Saved entries
— START —

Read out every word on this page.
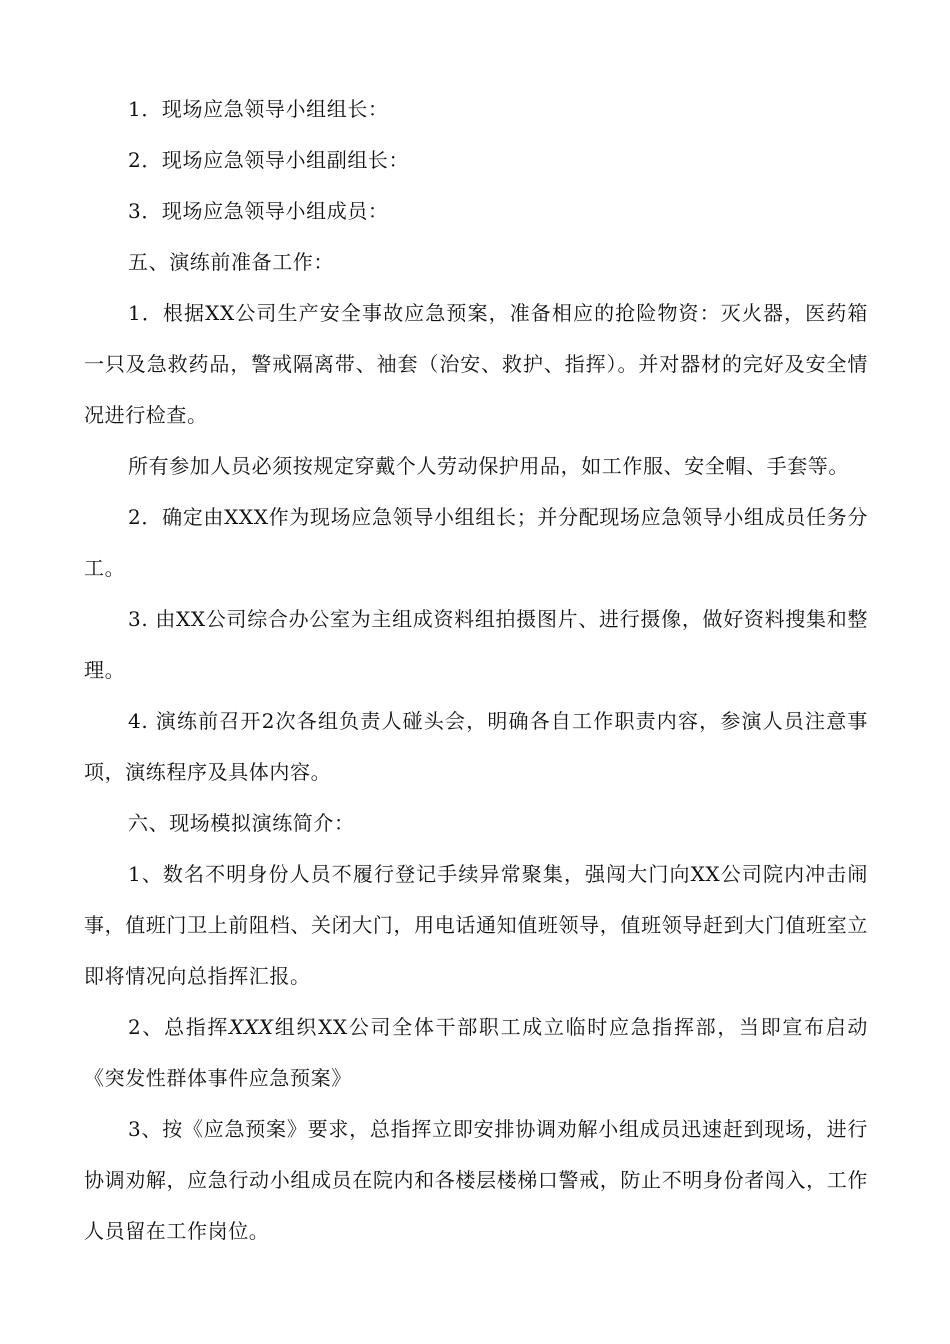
1．现场应急领导小组组长：

2．现场应急领导小组副组长：

3．现场应急领导小组成员：

五、演练前准备工作：

1．根据XX公司生产安全事故应急预案，准备相应的抢险物资：灭火器，医药箱一只及急救药品，警戒隔离带、袖套（治安、救护、指挥）。并对器材的完好及安全情况进行检查。

所有参加人员必须按规定穿戴个人劳动保护用品，如工作服、安全帽、手套等。

2．确定由XXX作为现场应急领导小组组长；并分配现场应急领导小组成员任务分工。

3. 由XX公司综合办公室为主组成资料组拍摄图片、进行摄像，做好资料搜集和整理。

4. 演练前召开2次各组负责人碰头会，明确各自工作职责内容，参演人员注意事项，演练程序及具体内容。

六、现场模拟演练简介：

1、数名不明身份人员不履行登记手续异常聚集，强闯大门向XX公司院内冲击闹事，值班门卫上前阻档、关闭大门，用电话通知值班领导，值班领导赶到大门值班室立即将情况向总指挥汇报。

2、总指挥XXX组织XX公司全体干部职工成立临时应急指挥部，当即宣布启动《突发性群体事件应急预案》

3、按《应急预案》要求，总指挥立即安排协调劝解小组成员迅速赶到现场，进行协调劝解，应急行动小组成员在院内和各楼层楼梯口警戒，防止不明身份者闯入，工作人员留在工作岗位。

— END —

■ Your objective ■
Make an exact copy of all the material, but keep the pictures out of it.

■ Answer to the problem ■
Read out every word on this page.
1．现场应急领导小组组长：

2．现场应急领导小组副组长：

3．现场应急领导小组成员：

五、演练前准备工作：

1．根据XX公司生产安全事故应急预案，准备相应的抢险物资：灭火器，医药箱一只及急救药品，警戒隔离带、袖套（治安、救护、指挥）。并对器材的完好及安全情况进行检查。

所有参加人员必须按规定穿戴个人劳动保护用品，如工作服、安全帽、手套等。

2．确定由XXX作为现场应急领导小组组长；并分配现场应急领导小组成员任务分工。

3. 由XX公司综合办公室为主组成资料组拍摄图片、进行摄像，做好资料搜集和整理。

4. 演练前召开2次各组负责人碰头会，明确各自工作职责内容，参演人员注意事项，演练程序及具体内容。

六、现场模拟演练简介：

1、数名不明身份人员不履行登记手续异常聚集，强闯大门向XX公司院内冲击闹事，值班门卫上前阻档、关闭大门，用电话通知值班领导，值班领导赶到大门值班室立即将情况向总指挥汇报。

2、总指挥XXX组织XX公司全体干部职工成立临时应急指挥部，当即宣布启动《突发性群体事件应急预案》

3、按《应急预案》要求，总指挥立即安排协调劝解小组成员迅速赶到现场，进行协调劝解，应急行动小组成员在院内和各楼层楼梯口警戒，防止不明身份者闯入，工作人员留在工作岗位。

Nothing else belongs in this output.